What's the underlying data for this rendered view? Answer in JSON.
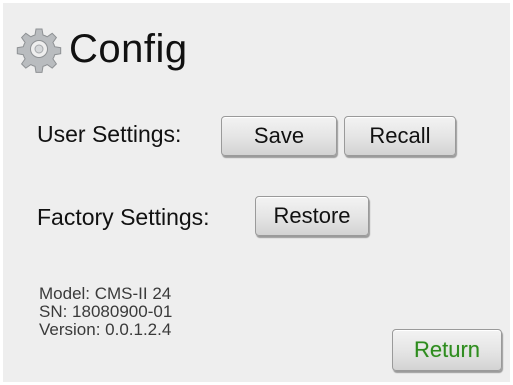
{
  "header": {
    "title": "Config",
    "icon": "gear-icon"
  },
  "user_settings": {
    "label": "User Settings:",
    "save_label": "Save",
    "recall_label": "Recall"
  },
  "factory_settings": {
    "label": "Factory Settings:",
    "restore_label": "Restore"
  },
  "device_info": {
    "model": "Model: CMS-II 24",
    "serial": "SN: 18080900-01",
    "version": "Version: 0.0.1.2.4"
  },
  "footer": {
    "return_label": "Return"
  },
  "colors": {
    "panel_background": "#eeeeee",
    "return_text": "#2e8b1f",
    "gear_icon": "#b9bcbf"
  }
}
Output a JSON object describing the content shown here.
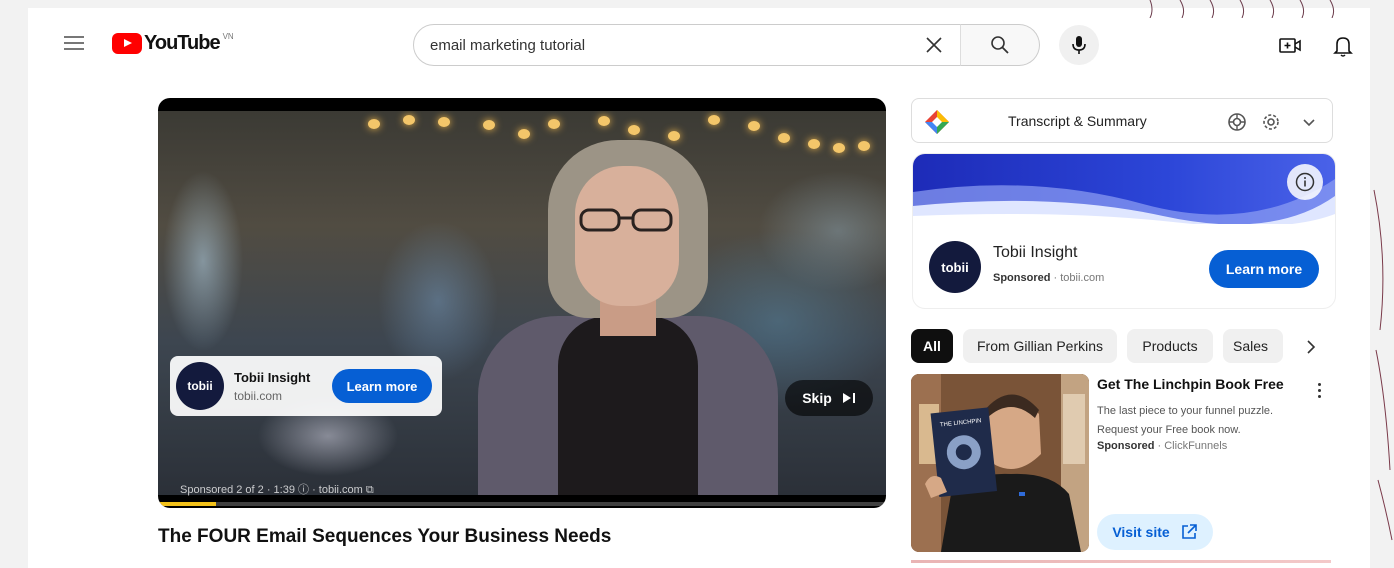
{
  "header": {
    "logo_text": "YouTube",
    "country_code": "VN",
    "search_value": "email marketing tutorial",
    "icons": [
      "menu-icon",
      "clear-icon",
      "search-icon",
      "mic-icon",
      "create-icon",
      "bell-icon"
    ]
  },
  "player": {
    "ad_overlay": {
      "logo_text": "tobii",
      "advertiser": "Tobii Insight",
      "domain": "tobii.com",
      "cta": "Learn more"
    },
    "skip_label": "Skip",
    "ad_status": "Sponsored 2 of 2 · 1:39 ⓘ · tobii.com ⧉",
    "progress_fraction": 0.08,
    "progress_color": "#f3c21b"
  },
  "video": {
    "title": "The FOUR Email Sequences Your Business Needs"
  },
  "transcript_bar": {
    "title": "Transcript & Summary"
  },
  "side_ad": {
    "logo_text": "tobii",
    "advertiser": "Tobii Insight",
    "sponsored_label": "Sponsored",
    "domain": "· tobii.com",
    "cta": "Learn more"
  },
  "chips": [
    {
      "label": "All",
      "active": true
    },
    {
      "label": "From Gillian Perkins",
      "active": false
    },
    {
      "label": "Products",
      "active": false
    },
    {
      "label": "Sales",
      "active": false
    }
  ],
  "recommendation": {
    "title": "Get The Linchpin Book Free",
    "description": "The last piece to your funnel puzzle. Request your Free book now.",
    "sponsored_label": "Sponsored",
    "advertiser": "· ClickFunnels",
    "cta": "Visit site"
  },
  "colors": {
    "brand_red": "#ff0000",
    "accent_blue": "#065fd4",
    "chip_active_bg": "#0f0f0f"
  }
}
***
Without including any pictures, print each record exactly.

What's the underlying data for this rendered view? Answer in JSON.
{
  "header": {
    "title": "Config",
    "icon": "gear-icon"
  },
  "user_settings": {
    "label": "User Settings:",
    "save_label": "Save",
    "recall_label": "Recall"
  },
  "factory_settings": {
    "label": "Factory Settings:",
    "restore_label": "Restore"
  },
  "device_info": {
    "model": "Model: CMS-II 24",
    "serial": "SN: 18080900-01",
    "version": "Version: 0.0.1.2.4"
  },
  "footer": {
    "return_label": "Return"
  },
  "colors": {
    "panel_background": "#eeeeee",
    "return_text": "#2e8b1f",
    "gear_icon": "#b9bcbf"
  }
}
Output a JSON object describing the content shown here.
{
  "header": {
    "logo_text": "YouTube",
    "country_code": "VN",
    "search_value": "email marketing tutorial",
    "icons": [
      "menu-icon",
      "clear-icon",
      "search-icon",
      "mic-icon",
      "create-icon",
      "bell-icon"
    ]
  },
  "player": {
    "ad_overlay": {
      "logo_text": "tobii",
      "advertiser": "Tobii Insight",
      "domain": "tobii.com",
      "cta": "Learn more"
    },
    "skip_label": "Skip",
    "ad_status": "Sponsored 2 of 2 · 1:39 ⓘ · tobii.com ⧉",
    "progress_fraction": 0.08,
    "progress_color": "#f3c21b"
  },
  "video": {
    "title": "The FOUR Email Sequences Your Business Needs"
  },
  "transcript_bar": {
    "title": "Transcript & Summary"
  },
  "side_ad": {
    "logo_text": "tobii",
    "advertiser": "Tobii Insight",
    "sponsored_label": "Sponsored",
    "domain": "· tobii.com",
    "cta": "Learn more"
  },
  "chips": [
    {
      "label": "All",
      "active": true
    },
    {
      "label": "From Gillian Perkins",
      "active": false
    },
    {
      "label": "Products",
      "active": false
    },
    {
      "label": "Sales",
      "active": false
    }
  ],
  "recommendation": {
    "title": "Get The Linchpin Book Free",
    "description": "The last piece to your funnel puzzle. Request your Free book now.",
    "sponsored_label": "Sponsored",
    "advertiser": "· ClickFunnels",
    "cta": "Visit site"
  },
  "colors": {
    "brand_red": "#ff0000",
    "accent_blue": "#065fd4",
    "chip_active_bg": "#0f0f0f"
  }
}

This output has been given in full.